RECORD EXTRACTS »
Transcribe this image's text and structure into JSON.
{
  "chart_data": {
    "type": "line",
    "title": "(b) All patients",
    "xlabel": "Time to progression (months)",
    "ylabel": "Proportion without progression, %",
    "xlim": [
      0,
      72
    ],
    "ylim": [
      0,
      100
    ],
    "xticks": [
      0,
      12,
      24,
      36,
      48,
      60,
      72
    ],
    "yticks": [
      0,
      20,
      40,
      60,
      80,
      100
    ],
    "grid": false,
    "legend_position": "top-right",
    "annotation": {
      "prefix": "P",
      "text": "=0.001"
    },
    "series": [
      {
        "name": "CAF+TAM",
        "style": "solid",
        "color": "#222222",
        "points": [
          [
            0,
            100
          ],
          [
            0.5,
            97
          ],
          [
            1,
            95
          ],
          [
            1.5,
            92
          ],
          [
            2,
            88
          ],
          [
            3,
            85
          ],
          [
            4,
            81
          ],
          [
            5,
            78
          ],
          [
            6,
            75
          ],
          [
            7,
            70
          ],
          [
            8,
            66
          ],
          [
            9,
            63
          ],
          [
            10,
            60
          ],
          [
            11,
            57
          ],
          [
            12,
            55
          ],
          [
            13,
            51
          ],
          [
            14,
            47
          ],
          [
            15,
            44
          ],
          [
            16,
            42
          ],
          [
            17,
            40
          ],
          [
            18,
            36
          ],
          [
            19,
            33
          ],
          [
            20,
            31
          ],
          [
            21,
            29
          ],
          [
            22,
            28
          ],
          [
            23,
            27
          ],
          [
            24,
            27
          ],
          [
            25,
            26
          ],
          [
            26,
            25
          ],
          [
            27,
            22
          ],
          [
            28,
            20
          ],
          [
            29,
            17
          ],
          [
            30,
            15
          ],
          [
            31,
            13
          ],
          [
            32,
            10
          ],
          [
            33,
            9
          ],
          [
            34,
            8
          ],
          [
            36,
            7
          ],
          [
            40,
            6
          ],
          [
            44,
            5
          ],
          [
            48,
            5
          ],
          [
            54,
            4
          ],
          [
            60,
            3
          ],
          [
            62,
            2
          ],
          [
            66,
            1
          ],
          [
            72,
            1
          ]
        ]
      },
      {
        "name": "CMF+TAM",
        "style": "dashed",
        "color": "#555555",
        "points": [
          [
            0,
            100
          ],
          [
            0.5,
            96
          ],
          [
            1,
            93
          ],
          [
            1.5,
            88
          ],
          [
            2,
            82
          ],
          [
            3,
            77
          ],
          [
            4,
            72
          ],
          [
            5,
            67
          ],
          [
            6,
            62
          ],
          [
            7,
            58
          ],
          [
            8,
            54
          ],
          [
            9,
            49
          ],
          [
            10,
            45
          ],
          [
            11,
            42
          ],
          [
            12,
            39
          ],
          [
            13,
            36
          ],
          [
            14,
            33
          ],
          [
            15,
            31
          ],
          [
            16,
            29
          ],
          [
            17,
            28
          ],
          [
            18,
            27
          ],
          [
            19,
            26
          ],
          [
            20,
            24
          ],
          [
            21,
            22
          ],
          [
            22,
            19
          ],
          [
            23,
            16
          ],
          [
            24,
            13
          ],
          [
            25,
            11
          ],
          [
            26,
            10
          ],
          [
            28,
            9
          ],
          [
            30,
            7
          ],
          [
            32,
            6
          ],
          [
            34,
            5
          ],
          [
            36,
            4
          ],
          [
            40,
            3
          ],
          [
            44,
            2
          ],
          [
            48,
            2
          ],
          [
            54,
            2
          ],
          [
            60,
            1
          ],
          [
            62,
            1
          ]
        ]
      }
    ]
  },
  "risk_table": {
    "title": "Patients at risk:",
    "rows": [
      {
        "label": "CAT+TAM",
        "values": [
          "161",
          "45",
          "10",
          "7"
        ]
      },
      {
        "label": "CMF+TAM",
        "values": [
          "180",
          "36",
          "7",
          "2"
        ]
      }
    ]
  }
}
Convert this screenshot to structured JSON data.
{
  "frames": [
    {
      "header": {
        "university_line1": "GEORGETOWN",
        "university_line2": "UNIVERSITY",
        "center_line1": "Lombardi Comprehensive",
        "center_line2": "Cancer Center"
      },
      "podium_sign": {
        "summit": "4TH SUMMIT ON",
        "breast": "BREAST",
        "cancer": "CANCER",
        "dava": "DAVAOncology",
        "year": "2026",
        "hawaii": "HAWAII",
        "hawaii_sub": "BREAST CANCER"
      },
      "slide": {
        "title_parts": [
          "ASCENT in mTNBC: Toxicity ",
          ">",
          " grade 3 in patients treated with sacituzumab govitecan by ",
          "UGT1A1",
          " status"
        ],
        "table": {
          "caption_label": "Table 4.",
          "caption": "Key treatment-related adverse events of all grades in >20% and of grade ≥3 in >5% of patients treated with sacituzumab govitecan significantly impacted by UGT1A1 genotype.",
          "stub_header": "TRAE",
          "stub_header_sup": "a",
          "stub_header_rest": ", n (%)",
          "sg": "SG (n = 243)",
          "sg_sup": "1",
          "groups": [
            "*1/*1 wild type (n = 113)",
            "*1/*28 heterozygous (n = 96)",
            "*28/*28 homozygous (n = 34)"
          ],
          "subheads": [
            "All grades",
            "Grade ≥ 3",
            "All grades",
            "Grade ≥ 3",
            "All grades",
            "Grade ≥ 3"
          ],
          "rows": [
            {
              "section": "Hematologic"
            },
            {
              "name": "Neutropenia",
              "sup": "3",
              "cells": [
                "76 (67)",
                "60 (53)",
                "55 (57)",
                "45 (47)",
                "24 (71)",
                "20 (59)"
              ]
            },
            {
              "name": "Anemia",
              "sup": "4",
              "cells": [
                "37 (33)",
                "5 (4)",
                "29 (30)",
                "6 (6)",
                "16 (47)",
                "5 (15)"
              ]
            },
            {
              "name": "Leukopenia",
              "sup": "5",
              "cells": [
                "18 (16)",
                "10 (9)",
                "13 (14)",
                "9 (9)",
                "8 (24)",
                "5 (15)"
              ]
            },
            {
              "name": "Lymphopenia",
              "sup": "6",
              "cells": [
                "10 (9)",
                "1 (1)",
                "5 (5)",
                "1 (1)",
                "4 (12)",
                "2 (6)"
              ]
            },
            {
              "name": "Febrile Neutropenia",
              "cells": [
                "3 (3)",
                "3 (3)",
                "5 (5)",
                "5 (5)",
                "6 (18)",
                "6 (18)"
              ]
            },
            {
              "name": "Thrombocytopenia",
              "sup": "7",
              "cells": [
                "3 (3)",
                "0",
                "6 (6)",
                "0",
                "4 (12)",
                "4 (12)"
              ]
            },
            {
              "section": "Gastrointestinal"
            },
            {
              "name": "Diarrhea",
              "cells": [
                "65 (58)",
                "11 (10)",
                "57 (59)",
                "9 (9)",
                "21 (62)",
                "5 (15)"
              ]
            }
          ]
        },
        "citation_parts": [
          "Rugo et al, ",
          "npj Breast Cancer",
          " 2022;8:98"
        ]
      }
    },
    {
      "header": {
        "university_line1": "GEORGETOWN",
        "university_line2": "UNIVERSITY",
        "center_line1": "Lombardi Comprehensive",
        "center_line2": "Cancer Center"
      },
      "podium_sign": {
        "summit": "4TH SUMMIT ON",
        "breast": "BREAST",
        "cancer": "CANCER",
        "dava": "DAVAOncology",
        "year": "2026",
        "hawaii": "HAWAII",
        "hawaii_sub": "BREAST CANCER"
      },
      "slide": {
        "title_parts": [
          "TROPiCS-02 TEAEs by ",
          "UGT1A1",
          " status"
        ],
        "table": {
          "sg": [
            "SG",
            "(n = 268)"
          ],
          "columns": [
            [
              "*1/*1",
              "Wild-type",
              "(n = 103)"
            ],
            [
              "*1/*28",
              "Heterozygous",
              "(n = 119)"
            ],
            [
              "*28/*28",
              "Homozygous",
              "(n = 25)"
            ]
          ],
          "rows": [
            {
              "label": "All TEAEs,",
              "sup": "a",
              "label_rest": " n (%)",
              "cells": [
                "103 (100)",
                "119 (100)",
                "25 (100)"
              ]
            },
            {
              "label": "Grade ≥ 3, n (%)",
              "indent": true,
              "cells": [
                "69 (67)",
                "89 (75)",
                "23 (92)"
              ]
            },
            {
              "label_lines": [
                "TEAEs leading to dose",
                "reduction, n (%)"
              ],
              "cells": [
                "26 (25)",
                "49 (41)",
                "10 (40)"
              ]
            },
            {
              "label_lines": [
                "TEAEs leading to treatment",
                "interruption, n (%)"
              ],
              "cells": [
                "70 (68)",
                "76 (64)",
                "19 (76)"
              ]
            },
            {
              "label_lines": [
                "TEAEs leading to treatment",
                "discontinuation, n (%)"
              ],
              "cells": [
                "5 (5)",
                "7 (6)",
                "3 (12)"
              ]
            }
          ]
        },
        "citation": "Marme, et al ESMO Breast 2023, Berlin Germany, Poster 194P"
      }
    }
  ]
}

WORK INSTRUCTIONS » Which lines in the data above hold the string "this"? Show each one.

WRITTEN SOLUTION »
Transcribe this image's text and structure into JSON.
Convert this screenshot to structured JSON data.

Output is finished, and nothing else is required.